▶ **YOUR GOAL**:
Where a line contains the word "эмигрантов", copy that line.

Records excerpted from a collection
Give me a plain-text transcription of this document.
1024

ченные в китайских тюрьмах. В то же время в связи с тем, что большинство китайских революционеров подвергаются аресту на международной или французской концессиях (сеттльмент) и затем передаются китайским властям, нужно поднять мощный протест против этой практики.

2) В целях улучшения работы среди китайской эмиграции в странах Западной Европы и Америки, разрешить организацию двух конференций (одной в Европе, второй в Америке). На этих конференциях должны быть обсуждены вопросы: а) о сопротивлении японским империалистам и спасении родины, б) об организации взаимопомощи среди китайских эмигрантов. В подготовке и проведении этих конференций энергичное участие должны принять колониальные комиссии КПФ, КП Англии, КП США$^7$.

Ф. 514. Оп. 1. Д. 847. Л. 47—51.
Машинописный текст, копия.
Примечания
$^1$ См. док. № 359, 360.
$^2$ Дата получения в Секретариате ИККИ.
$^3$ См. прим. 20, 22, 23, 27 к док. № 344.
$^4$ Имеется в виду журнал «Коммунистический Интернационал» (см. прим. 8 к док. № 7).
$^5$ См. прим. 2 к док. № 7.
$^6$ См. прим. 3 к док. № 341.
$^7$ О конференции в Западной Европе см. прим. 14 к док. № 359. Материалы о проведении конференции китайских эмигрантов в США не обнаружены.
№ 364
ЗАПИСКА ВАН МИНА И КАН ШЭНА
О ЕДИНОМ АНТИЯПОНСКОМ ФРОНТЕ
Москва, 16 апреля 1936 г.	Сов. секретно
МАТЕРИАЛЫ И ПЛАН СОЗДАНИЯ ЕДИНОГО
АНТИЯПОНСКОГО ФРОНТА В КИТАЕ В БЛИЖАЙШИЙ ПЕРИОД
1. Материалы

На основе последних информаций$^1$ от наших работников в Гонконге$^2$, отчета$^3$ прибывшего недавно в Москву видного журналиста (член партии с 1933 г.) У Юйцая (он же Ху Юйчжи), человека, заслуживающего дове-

▶ **THE RESULT**:
2) В целях улучшения работы среди китайской эмиграции в странах Западной Европы и Америки, разрешить организацию двух конференций (одной в Европе, второй в Америке). На этих конференциях должны быть обсуждены вопросы: а) о сопротивлении японским империалистам и спасении родины, б) об организации взаимопомощи среди китайских эмигрантов. В подготовке и проведении этих конференций энергичное участие должны принять колониальные комиссии КПФ, КП Англии, КП США$^7$.
$^7$ О конференции в Западной Европе см. прим. 14 к док. № 359. Материалы о проведении конференции китайских эмигрантов в США не обнаружены.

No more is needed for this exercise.